* INSTRUCTIONS TO FOLLOW *
Quote all of the data below exactly, please.

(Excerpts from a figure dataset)
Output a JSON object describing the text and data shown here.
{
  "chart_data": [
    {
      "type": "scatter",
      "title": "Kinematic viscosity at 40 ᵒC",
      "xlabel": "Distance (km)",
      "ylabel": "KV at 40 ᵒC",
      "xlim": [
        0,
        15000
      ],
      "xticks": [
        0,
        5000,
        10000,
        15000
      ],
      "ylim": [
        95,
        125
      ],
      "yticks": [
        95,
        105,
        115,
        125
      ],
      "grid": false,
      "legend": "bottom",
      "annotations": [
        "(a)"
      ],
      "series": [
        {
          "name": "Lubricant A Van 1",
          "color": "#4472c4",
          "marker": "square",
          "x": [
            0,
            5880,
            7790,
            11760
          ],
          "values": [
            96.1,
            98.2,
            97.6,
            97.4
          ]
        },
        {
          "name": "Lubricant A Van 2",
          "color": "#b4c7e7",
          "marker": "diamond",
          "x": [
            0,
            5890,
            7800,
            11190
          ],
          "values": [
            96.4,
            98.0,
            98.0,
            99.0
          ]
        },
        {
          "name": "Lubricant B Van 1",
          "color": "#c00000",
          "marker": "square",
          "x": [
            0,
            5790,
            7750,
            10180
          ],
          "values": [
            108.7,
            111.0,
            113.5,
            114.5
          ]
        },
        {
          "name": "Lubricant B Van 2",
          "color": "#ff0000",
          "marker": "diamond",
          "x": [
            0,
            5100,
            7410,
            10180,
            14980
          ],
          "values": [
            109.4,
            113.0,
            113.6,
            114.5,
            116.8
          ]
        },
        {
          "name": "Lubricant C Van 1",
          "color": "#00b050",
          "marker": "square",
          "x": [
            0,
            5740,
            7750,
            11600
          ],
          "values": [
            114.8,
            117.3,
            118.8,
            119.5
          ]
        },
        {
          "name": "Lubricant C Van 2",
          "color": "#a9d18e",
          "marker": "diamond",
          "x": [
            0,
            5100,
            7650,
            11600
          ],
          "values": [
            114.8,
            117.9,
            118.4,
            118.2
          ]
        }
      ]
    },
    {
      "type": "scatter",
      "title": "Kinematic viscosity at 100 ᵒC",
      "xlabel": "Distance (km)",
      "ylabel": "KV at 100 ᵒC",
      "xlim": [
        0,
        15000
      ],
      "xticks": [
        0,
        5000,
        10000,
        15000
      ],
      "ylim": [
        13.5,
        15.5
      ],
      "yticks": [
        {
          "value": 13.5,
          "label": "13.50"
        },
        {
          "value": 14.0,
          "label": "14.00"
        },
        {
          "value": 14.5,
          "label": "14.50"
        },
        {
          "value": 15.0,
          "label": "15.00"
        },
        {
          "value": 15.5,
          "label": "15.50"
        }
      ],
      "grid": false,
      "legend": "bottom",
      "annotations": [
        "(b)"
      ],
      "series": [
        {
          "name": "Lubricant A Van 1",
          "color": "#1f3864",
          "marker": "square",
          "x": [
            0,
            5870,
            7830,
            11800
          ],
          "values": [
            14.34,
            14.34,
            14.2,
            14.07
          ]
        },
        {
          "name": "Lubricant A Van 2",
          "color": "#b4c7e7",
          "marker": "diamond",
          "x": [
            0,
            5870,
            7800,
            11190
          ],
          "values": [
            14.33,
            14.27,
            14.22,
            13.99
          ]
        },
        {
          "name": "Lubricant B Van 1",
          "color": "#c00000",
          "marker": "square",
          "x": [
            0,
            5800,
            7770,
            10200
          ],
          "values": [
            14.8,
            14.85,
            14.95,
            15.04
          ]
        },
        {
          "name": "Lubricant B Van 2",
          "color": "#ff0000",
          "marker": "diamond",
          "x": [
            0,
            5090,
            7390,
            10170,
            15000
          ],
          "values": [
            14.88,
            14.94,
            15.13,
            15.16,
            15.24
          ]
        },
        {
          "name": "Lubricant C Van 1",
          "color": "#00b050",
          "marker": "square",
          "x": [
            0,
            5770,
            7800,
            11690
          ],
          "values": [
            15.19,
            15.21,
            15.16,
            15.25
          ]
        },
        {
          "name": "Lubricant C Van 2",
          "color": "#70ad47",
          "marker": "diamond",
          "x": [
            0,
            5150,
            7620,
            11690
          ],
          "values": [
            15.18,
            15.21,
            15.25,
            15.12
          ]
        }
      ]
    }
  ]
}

* EXERCISE RESPONSE *
Output a JSON object describing the text and data shown here.
{
  "chart_data": [
    {
      "type": "scatter",
      "title": "Kinematic viscosity at 40 ᵒC",
      "xlabel": "Distance (km)",
      "ylabel": "KV at 40 ᵒC",
      "xlim": [
        0,
        15000
      ],
      "xticks": [
        0,
        5000,
        10000,
        15000
      ],
      "ylim": [
        95,
        125
      ],
      "yticks": [
        95,
        105,
        115,
        125
      ],
      "grid": false,
      "legend": "bottom",
      "annotations": [
        "(a)"
      ],
      "series": [
        {
          "name": "Lubricant A Van 1",
          "color": "#4472c4",
          "marker": "square",
          "x": [
            0,
            5880,
            7790,
            11760
          ],
          "values": [
            96.1,
            98.2,
            97.6,
            97.4
          ]
        },
        {
          "name": "Lubricant A Van 2",
          "color": "#b4c7e7",
          "marker": "diamond",
          "x": [
            0,
            5890,
            7800,
            11190
          ],
          "values": [
            96.4,
            98.0,
            98.0,
            99.0
          ]
        },
        {
          "name": "Lubricant B Van 1",
          "color": "#c00000",
          "marker": "square",
          "x": [
            0,
            5790,
            7750,
            10180
          ],
          "values": [
            108.7,
            111.0,
            113.5,
            114.5
          ]
        },
        {
          "name": "Lubricant B Van 2",
          "color": "#ff0000",
          "marker": "diamond",
          "x": [
            0,
            5100,
            7410,
            10180,
            14980
          ],
          "values": [
            109.4,
            113.0,
            113.6,
            114.5,
            116.8
          ]
        },
        {
          "name": "Lubricant C Van 1",
          "color": "#00b050",
          "marker": "square",
          "x": [
            0,
            5740,
            7750,
            11600
          ],
          "values": [
            114.8,
            117.3,
            118.8,
            119.5
          ]
        },
        {
          "name": "Lubricant C Van 2",
          "color": "#a9d18e",
          "marker": "diamond",
          "x": [
            0,
            5100,
            7650,
            11600
          ],
          "values": [
            114.8,
            117.9,
            118.4,
            118.2
          ]
        }
      ]
    },
    {
      "type": "scatter",
      "title": "Kinematic viscosity at 100 ᵒC",
      "xlabel": "Distance (km)",
      "ylabel": "KV at 100 ᵒC",
      "xlim": [
        0,
        15000
      ],
      "xticks": [
        0,
        5000,
        10000,
        15000
      ],
      "ylim": [
        13.5,
        15.5
      ],
      "yticks": [
        {
          "value": 13.5,
          "label": "13.50"
        },
        {
          "value": 14.0,
          "label": "14.00"
        },
        {
          "value": 14.5,
          "label": "14.50"
        },
        {
          "value": 15.0,
          "label": "15.00"
        },
        {
          "value": 15.5,
          "label": "15.50"
        }
      ],
      "grid": false,
      "legend": "bottom",
      "annotations": [
        "(b)"
      ],
      "series": [
        {
          "name": "Lubricant A Van 1",
          "color": "#1f3864",
          "marker": "square",
          "x": [
            0,
            5870,
            7830,
            11800
          ],
          "values": [
            14.34,
            14.34,
            14.2,
            14.07
          ]
        },
        {
          "name": "Lubricant A Van 2",
          "color": "#b4c7e7",
          "marker": "diamond",
          "x": [
            0,
            5870,
            7800,
            11190
          ],
          "values": [
            14.33,
            14.27,
            14.22,
            13.99
          ]
        },
        {
          "name": "Lubricant B Van 1",
          "color": "#c00000",
          "marker": "square",
          "x": [
            0,
            5800,
            7770,
            10200
          ],
          "values": [
            14.8,
            14.85,
            14.95,
            15.04
          ]
        },
        {
          "name": "Lubricant B Van 2",
          "color": "#ff0000",
          "marker": "diamond",
          "x": [
            0,
            5090,
            7390,
            10170,
            15000
          ],
          "values": [
            14.88,
            14.94,
            15.13,
            15.16,
            15.24
          ]
        },
        {
          "name": "Lubricant C Van 1",
          "color": "#00b050",
          "marker": "square",
          "x": [
            0,
            5770,
            7800,
            11690
          ],
          "values": [
            15.19,
            15.21,
            15.16,
            15.25
          ]
        },
        {
          "name": "Lubricant C Van 2",
          "color": "#70ad47",
          "marker": "diamond",
          "x": [
            0,
            5150,
            7620,
            11690
          ],
          "values": [
            15.18,
            15.21,
            15.25,
            15.12
          ]
        }
      ]
    }
  ]
}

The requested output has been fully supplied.